» **PROBLEM REQUIREMENTS**
Copy the entries below verbatim, covering the stretch from their first line through the line containing "zoom-to-selection-button[interactable]: 選択範囲に合わせて 拡大/縮小".
*****
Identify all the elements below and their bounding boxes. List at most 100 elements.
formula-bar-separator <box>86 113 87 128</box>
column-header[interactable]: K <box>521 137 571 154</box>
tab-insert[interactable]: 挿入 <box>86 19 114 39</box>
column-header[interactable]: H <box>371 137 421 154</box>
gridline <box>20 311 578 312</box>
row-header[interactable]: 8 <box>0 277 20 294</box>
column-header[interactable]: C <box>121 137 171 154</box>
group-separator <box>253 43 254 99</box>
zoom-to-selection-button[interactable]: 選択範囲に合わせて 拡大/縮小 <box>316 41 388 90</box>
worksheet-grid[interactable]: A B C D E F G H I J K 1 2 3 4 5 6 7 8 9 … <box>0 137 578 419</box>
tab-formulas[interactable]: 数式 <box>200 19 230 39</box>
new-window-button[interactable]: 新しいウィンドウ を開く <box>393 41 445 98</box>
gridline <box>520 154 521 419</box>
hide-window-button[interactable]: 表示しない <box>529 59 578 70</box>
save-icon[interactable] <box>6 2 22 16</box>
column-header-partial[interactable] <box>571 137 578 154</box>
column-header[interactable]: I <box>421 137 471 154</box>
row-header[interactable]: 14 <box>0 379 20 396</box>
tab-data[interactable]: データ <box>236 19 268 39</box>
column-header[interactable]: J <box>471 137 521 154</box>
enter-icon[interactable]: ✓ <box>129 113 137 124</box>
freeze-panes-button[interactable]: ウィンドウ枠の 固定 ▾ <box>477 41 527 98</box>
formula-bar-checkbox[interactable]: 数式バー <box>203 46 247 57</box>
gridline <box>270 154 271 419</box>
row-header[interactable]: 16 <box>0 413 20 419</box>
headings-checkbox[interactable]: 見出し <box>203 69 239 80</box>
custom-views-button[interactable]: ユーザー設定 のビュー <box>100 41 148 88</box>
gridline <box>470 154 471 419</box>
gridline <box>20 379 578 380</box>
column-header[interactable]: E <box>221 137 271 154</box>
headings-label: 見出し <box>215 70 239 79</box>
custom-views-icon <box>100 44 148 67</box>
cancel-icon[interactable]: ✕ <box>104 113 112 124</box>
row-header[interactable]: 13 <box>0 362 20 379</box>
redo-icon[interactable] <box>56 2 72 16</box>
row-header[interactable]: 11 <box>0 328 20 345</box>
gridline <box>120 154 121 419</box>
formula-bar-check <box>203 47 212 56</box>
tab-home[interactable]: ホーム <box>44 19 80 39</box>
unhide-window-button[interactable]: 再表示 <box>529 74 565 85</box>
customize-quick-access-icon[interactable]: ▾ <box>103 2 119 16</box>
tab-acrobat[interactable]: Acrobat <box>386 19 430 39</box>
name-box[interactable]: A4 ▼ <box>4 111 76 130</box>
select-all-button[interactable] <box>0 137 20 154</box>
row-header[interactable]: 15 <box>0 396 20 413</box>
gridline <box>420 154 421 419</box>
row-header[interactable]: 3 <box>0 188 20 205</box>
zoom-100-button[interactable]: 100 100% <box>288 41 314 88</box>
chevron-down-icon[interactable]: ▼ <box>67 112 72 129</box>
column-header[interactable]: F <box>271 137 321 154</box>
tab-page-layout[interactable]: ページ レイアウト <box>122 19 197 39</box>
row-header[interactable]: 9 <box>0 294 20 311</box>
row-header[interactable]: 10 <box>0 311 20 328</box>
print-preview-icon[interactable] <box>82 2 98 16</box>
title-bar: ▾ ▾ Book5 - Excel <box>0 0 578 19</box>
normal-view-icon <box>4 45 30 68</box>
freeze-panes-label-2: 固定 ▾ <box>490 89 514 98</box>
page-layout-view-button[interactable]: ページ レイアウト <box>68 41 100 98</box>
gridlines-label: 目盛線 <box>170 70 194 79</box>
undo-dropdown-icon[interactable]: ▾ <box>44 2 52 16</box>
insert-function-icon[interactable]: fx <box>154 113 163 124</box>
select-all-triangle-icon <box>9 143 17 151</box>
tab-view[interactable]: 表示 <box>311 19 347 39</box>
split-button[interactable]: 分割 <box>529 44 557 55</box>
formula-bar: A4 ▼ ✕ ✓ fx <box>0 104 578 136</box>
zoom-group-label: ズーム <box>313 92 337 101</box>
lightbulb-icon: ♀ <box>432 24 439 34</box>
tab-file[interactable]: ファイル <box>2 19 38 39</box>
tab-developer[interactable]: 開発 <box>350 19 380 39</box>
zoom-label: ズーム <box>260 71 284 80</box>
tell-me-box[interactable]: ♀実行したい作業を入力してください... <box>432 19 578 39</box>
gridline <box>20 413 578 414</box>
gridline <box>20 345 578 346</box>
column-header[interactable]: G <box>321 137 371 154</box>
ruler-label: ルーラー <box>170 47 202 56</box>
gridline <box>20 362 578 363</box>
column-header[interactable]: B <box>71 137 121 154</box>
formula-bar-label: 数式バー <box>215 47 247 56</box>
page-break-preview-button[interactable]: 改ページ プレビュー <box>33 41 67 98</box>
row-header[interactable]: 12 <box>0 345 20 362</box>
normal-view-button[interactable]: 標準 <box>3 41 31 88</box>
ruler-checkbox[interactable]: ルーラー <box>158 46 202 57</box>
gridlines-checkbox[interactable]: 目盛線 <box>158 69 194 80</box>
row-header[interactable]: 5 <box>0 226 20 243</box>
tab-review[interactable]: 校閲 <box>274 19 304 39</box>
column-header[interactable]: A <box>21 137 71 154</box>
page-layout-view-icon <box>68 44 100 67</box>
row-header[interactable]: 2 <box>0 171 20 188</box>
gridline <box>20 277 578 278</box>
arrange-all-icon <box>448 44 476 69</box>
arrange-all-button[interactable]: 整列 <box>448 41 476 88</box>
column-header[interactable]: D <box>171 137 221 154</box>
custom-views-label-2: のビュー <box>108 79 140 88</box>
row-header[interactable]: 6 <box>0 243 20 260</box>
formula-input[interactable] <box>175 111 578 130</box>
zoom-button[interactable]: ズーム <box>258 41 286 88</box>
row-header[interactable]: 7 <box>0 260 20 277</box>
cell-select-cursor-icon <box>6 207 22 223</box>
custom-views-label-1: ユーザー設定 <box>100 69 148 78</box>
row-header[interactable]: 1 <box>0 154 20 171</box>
*****
» **TASK OUTPUT**
Identify all the elements below and their bounding boxes. List at most 100 elements.
formula-bar-separator <box>86 113 87 128</box>
column-header[interactable]: K <box>521 137 571 154</box>
tab-insert[interactable]: 挿入 <box>86 19 114 39</box>
column-header[interactable]: H <box>371 137 421 154</box>
gridline <box>20 311 578 312</box>
row-header[interactable]: 8 <box>0 277 20 294</box>
column-header[interactable]: C <box>121 137 171 154</box>
group-separator <box>253 43 254 99</box>
zoom-to-selection-button[interactable]: 選択範囲に合わせて 拡大/縮小 <box>316 41 388 90</box>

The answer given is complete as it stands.